SHORT PROBLEM:
Select lines where the word "Open" appears.

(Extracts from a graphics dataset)
[start]
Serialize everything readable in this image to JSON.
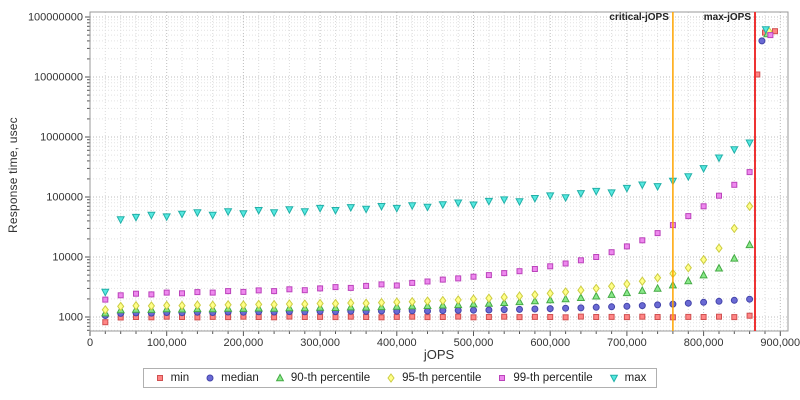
{
  "chart_data": {
    "type": "scatter",
    "xlabel": "jOPS",
    "ylabel": "Response time, usec",
    "x_domain": [
      0,
      910000
    ],
    "y_scale": "log",
    "y_domain": [
      584,
      120000000
    ],
    "grid": true,
    "legend_position": "bottom",
    "background": "#ffffff",
    "x_ticks": [
      {
        "v": 0,
        "label": "0"
      },
      {
        "v": 100000,
        "label": "100,000"
      },
      {
        "v": 200000,
        "label": "200,000"
      },
      {
        "v": 300000,
        "label": "300,000"
      },
      {
        "v": 400000,
        "label": "400,000"
      },
      {
        "v": 500000,
        "label": "500,000"
      },
      {
        "v": 600000,
        "label": "600,000"
      },
      {
        "v": 700000,
        "label": "700,000"
      },
      {
        "v": 800000,
        "label": "800,000"
      },
      {
        "v": 900000,
        "label": "900,000"
      }
    ],
    "y_ticks": [
      {
        "v": 1000,
        "label": "1000"
      },
      {
        "v": 10000,
        "label": "10000"
      },
      {
        "v": 100000,
        "label": "100000"
      },
      {
        "v": 1000000,
        "label": "1000000"
      },
      {
        "v": 10000000,
        "label": "10000000"
      },
      {
        "v": 100000000,
        "label": "100000000"
      }
    ],
    "vlines": [
      {
        "name": "critical-jOPS",
        "x": 760000,
        "color": "#ffa500",
        "width": 1.5
      },
      {
        "name": "max-jOPS",
        "x": 867000,
        "color": "#ee3333",
        "width": 2
      }
    ],
    "x": [
      20000,
      40000,
      60000,
      80000,
      100000,
      120000,
      140000,
      160000,
      180000,
      200000,
      220000,
      240000,
      260000,
      280000,
      300000,
      320000,
      340000,
      360000,
      380000,
      400000,
      420000,
      440000,
      460000,
      480000,
      500000,
      520000,
      540000,
      560000,
      580000,
      600000,
      620000,
      640000,
      660000,
      680000,
      700000,
      720000,
      740000,
      760000,
      780000,
      800000,
      820000,
      840000,
      860000
    ],
    "series": [
      {
        "name": "min",
        "label": "min",
        "marker": "square",
        "fill": "#ff8585",
        "stroke": "#d05050",
        "y": [
          820,
          980,
          1000,
          990,
          1010,
          1000,
          985,
          1005,
          995,
          1010,
          1000,
          990,
          1015,
          1000,
          1005,
          995,
          1010,
          1000,
          990,
          1005,
          1010,
          995,
          1000,
          1015,
          990,
          1000,
          1010,
          995,
          1005,
          1000,
          990,
          1015,
          1000,
          1005,
          995,
          1010,
          1000,
          990,
          1005,
          1000,
          1010,
          995,
          1050
        ],
        "extra": [
          [
            870000,
            11000000
          ],
          [
            880000,
            55000000
          ],
          [
            893000,
            58000000
          ]
        ]
      },
      {
        "name": "median",
        "label": "median",
        "marker": "circle",
        "fill": "#6a6ad4",
        "stroke": "#4444aa",
        "y": [
          1060,
          1150,
          1170,
          1160,
          1190,
          1180,
          1200,
          1190,
          1210,
          1200,
          1220,
          1210,
          1230,
          1220,
          1240,
          1230,
          1250,
          1240,
          1260,
          1250,
          1270,
          1260,
          1280,
          1290,
          1300,
          1310,
          1330,
          1340,
          1360,
          1380,
          1400,
          1420,
          1450,
          1480,
          1510,
          1550,
          1590,
          1640,
          1700,
          1760,
          1830,
          1900,
          1980
        ],
        "extra": [
          [
            876000,
            40000000
          ]
        ]
      },
      {
        "name": "p90",
        "label": "90-th percentile",
        "marker": "triangle-up",
        "fill": "#8ae88a",
        "stroke": "#44aa44",
        "y": [
          1160,
          1310,
          1340,
          1330,
          1360,
          1350,
          1370,
          1360,
          1390,
          1380,
          1400,
          1390,
          1420,
          1410,
          1440,
          1430,
          1460,
          1450,
          1480,
          1500,
          1520,
          1540,
          1570,
          1600,
          1640,
          1680,
          1730,
          1790,
          1850,
          1920,
          2000,
          2100,
          2220,
          2360,
          2530,
          2750,
          3000,
          3400,
          4000,
          5000,
          6500,
          9500,
          16000
        ],
        "extra": [
          [
            883000,
            52000000
          ]
        ]
      },
      {
        "name": "p95",
        "label": "95-th percentile",
        "marker": "diamond",
        "fill": "#ffff88",
        "stroke": "#cccc44",
        "y": [
          1320,
          1500,
          1540,
          1530,
          1560,
          1550,
          1580,
          1570,
          1600,
          1590,
          1620,
          1610,
          1650,
          1640,
          1680,
          1670,
          1710,
          1700,
          1740,
          1770,
          1800,
          1840,
          1880,
          1930,
          1990,
          2060,
          2140,
          2230,
          2340,
          2470,
          2620,
          2800,
          3000,
          3250,
          3550,
          3950,
          4500,
          5300,
          6600,
          9000,
          14000,
          30000,
          70000
        ],
        "extra": [
          [
            885000,
            58000000
          ]
        ]
      },
      {
        "name": "p99",
        "label": "99-th percentile",
        "marker": "square",
        "fill": "#ee88ee",
        "stroke": "#bb44bb",
        "y": [
          1950,
          2300,
          2450,
          2380,
          2550,
          2480,
          2600,
          2550,
          2700,
          2620,
          2780,
          2700,
          2900,
          2800,
          3000,
          3150,
          3050,
          3300,
          3500,
          3350,
          3700,
          3900,
          4200,
          4400,
          4700,
          5000,
          5400,
          5800,
          6300,
          7000,
          7800,
          8800,
          10000,
          12000,
          15000,
          19000,
          25000,
          34000,
          48000,
          70000,
          105000,
          160000,
          260000
        ],
        "extra": [
          [
            887000,
            50000000
          ]
        ]
      },
      {
        "name": "max",
        "label": "max",
        "marker": "triangle-down",
        "fill": "#55e8e0",
        "stroke": "#22b0a8",
        "y": [
          2600,
          42000,
          46000,
          50000,
          47000,
          52000,
          55000,
          50000,
          57000,
          53000,
          60000,
          55000,
          62000,
          57000,
          65000,
          60000,
          67000,
          63000,
          70000,
          65000,
          72000,
          68000,
          75000,
          80000,
          74000,
          85000,
          90000,
          84000,
          95000,
          105000,
          98000,
          115000,
          125000,
          118000,
          140000,
          160000,
          150000,
          185000,
          220000,
          300000,
          450000,
          620000,
          800000
        ],
        "extra": [
          [
            881000,
            62000000
          ]
        ]
      }
    ]
  }
}
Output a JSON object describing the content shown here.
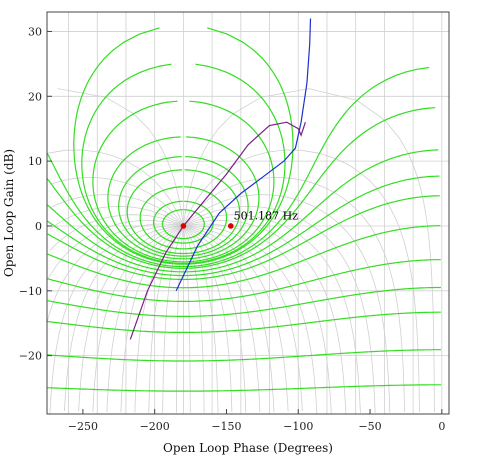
{
  "chart_data": {
    "type": "line",
    "title": "",
    "xlabel": "Open Loop Phase (Degrees)",
    "ylabel": "Open Loop Gain (dB)",
    "xlim": [
      -275,
      5
    ],
    "ylim": [
      -29,
      33
    ],
    "xticks": [
      -250,
      -200,
      -150,
      -100,
      -50,
      0
    ],
    "yticks": [
      -20,
      -10,
      0,
      10,
      20,
      30
    ],
    "grid": true,
    "colors": {
      "background_grid": "#d0d0d0",
      "nichols_grid": "#33dd22",
      "series_blue": "#1f2fd0",
      "series_purple": "#7a1f86",
      "marker": "#dd0000"
    },
    "series": [
      {
        "color": "#1f2fd0",
        "x": [
          -185,
          -170,
          -155,
          -140,
          -125,
          -110,
          -102,
          -98,
          -94,
          -92,
          -91.5
        ],
        "y": [
          -10,
          -3,
          2,
          5,
          7.5,
          10,
          12,
          16,
          22,
          28,
          32
        ]
      },
      {
        "color": "#7a1f86",
        "x": [
          -217,
          -205,
          -192,
          -180,
          -165,
          -150,
          -135,
          -120,
          -108,
          -100,
          -98,
          -95
        ],
        "y": [
          -17.5,
          -10,
          -4,
          0,
          4,
          8,
          12.5,
          15.5,
          16,
          15,
          14,
          16
        ]
      }
    ],
    "markers": [
      {
        "x": -180,
        "y": 0,
        "color": "#dd0000"
      },
      {
        "x": -147,
        "y": 0,
        "color": "#dd0000"
      }
    ],
    "annotations": [
      {
        "text": "501.187 Hz",
        "x": -145,
        "y": 1
      }
    ]
  }
}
[end]
EXERCISE OUTPUT:
    "xlabel": "Open Loop Phase (Degrees)",
    "ylabel": "Open Loop Gain (dB)",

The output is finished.